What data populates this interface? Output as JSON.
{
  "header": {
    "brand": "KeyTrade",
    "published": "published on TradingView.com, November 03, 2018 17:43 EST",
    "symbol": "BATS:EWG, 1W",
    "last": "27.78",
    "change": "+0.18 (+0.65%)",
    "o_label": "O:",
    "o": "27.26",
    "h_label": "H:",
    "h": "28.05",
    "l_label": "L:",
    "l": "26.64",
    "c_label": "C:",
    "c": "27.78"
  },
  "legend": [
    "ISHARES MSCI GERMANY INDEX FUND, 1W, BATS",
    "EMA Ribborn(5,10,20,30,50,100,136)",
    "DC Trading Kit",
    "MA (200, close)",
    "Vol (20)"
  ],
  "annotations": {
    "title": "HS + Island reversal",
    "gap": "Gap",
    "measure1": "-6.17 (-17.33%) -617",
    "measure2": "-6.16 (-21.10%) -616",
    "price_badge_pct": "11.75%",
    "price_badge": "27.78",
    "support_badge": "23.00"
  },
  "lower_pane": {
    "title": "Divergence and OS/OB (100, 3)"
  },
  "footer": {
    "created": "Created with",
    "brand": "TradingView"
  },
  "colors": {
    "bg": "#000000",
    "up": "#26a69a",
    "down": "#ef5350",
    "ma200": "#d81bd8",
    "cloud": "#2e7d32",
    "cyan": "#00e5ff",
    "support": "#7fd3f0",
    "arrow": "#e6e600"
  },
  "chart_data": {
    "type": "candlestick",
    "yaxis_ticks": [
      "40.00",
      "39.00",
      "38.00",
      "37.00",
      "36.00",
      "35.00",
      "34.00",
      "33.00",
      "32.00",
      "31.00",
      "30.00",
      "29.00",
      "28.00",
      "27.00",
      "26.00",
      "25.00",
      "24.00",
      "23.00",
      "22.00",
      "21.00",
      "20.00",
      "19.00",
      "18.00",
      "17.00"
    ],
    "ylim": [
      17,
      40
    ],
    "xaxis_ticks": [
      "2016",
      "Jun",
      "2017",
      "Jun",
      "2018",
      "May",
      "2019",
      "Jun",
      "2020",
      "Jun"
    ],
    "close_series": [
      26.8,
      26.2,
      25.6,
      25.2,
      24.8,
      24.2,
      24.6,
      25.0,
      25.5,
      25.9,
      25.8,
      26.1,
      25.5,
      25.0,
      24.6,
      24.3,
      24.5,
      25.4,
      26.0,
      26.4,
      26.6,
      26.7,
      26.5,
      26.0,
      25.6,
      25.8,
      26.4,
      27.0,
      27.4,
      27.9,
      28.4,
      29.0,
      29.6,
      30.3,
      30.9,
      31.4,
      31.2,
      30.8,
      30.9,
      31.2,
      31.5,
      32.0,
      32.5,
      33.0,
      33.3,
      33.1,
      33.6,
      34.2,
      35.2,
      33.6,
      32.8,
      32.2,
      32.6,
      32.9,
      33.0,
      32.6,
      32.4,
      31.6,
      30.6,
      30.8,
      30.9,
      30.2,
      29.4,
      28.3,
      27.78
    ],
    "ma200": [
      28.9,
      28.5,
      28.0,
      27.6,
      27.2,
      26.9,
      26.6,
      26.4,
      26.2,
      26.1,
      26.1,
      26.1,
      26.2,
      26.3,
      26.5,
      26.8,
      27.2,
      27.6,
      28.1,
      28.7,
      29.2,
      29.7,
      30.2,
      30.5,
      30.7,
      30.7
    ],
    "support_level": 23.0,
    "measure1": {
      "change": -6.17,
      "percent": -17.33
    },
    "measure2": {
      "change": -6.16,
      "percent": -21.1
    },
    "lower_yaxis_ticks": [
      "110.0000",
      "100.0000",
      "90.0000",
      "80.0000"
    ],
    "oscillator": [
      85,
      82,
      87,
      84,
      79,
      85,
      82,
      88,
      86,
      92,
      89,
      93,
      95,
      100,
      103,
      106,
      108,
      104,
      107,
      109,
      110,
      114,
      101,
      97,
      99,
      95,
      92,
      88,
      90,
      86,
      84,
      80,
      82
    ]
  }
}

■ What you will do:
Reproduce all of the data exactly as given.

■ Exercise response:
What data populates this interface? Output as JSON.
{
  "header": {
    "brand": "KeyTrade",
    "published": "published on TradingView.com, November 03, 2018 17:43 EST",
    "symbol": "BATS:EWG, 1W",
    "last": "27.78",
    "change": "+0.18 (+0.65%)",
    "o_label": "O:",
    "o": "27.26",
    "h_label": "H:",
    "h": "28.05",
    "l_label": "L:",
    "l": "26.64",
    "c_label": "C:",
    "c": "27.78"
  },
  "legend": [
    "ISHARES MSCI GERMANY INDEX FUND, 1W, BATS",
    "EMA Ribborn(5,10,20,30,50,100,136)",
    "DC Trading Kit",
    "MA (200, close)",
    "Vol (20)"
  ],
  "annotations": {
    "title": "HS + Island reversal",
    "gap": "Gap",
    "measure1": "-6.17 (-17.33%) -617",
    "measure2": "-6.16 (-21.10%) -616",
    "price_badge_pct": "11.75%",
    "price_badge": "27.78",
    "support_badge": "23.00"
  },
  "lower_pane": {
    "title": "Divergence and OS/OB (100, 3)"
  },
  "footer": {
    "created": "Created with",
    "brand": "TradingView"
  },
  "colors": {
    "bg": "#000000",
    "up": "#26a69a",
    "down": "#ef5350",
    "ma200": "#d81bd8",
    "cloud": "#2e7d32",
    "cyan": "#00e5ff",
    "support": "#7fd3f0",
    "arrow": "#e6e600"
  },
  "chart_data": {
    "type": "candlestick",
    "yaxis_ticks": [
      "40.00",
      "39.00",
      "38.00",
      "37.00",
      "36.00",
      "35.00",
      "34.00",
      "33.00",
      "32.00",
      "31.00",
      "30.00",
      "29.00",
      "28.00",
      "27.00",
      "26.00",
      "25.00",
      "24.00",
      "23.00",
      "22.00",
      "21.00",
      "20.00",
      "19.00",
      "18.00",
      "17.00"
    ],
    "ylim": [
      17,
      40
    ],
    "xaxis_ticks": [
      "2016",
      "Jun",
      "2017",
      "Jun",
      "2018",
      "May",
      "2019",
      "Jun",
      "2020",
      "Jun"
    ],
    "close_series": [
      26.8,
      26.2,
      25.6,
      25.2,
      24.8,
      24.2,
      24.6,
      25.0,
      25.5,
      25.9,
      25.8,
      26.1,
      25.5,
      25.0,
      24.6,
      24.3,
      24.5,
      25.4,
      26.0,
      26.4,
      26.6,
      26.7,
      26.5,
      26.0,
      25.6,
      25.8,
      26.4,
      27.0,
      27.4,
      27.9,
      28.4,
      29.0,
      29.6,
      30.3,
      30.9,
      31.4,
      31.2,
      30.8,
      30.9,
      31.2,
      31.5,
      32.0,
      32.5,
      33.0,
      33.3,
      33.1,
      33.6,
      34.2,
      35.2,
      33.6,
      32.8,
      32.2,
      32.6,
      32.9,
      33.0,
      32.6,
      32.4,
      31.6,
      30.6,
      30.8,
      30.9,
      30.2,
      29.4,
      28.3,
      27.78
    ],
    "ma200": [
      28.9,
      28.5,
      28.0,
      27.6,
      27.2,
      26.9,
      26.6,
      26.4,
      26.2,
      26.1,
      26.1,
      26.1,
      26.2,
      26.3,
      26.5,
      26.8,
      27.2,
      27.6,
      28.1,
      28.7,
      29.2,
      29.7,
      30.2,
      30.5,
      30.7,
      30.7
    ],
    "support_level": 23.0,
    "measure1": {
      "change": -6.17,
      "percent": -17.33
    },
    "measure2": {
      "change": -6.16,
      "percent": -21.1
    },
    "lower_yaxis_ticks": [
      "110.0000",
      "100.0000",
      "90.0000",
      "80.0000"
    ],
    "oscillator": [
      85,
      82,
      87,
      84,
      79,
      85,
      82,
      88,
      86,
      92,
      89,
      93,
      95,
      100,
      103,
      106,
      108,
      104,
      107,
      109,
      110,
      114,
      101,
      97,
      99,
      95,
      92,
      88,
      90,
      86,
      84,
      80,
      82
    ]
  }
}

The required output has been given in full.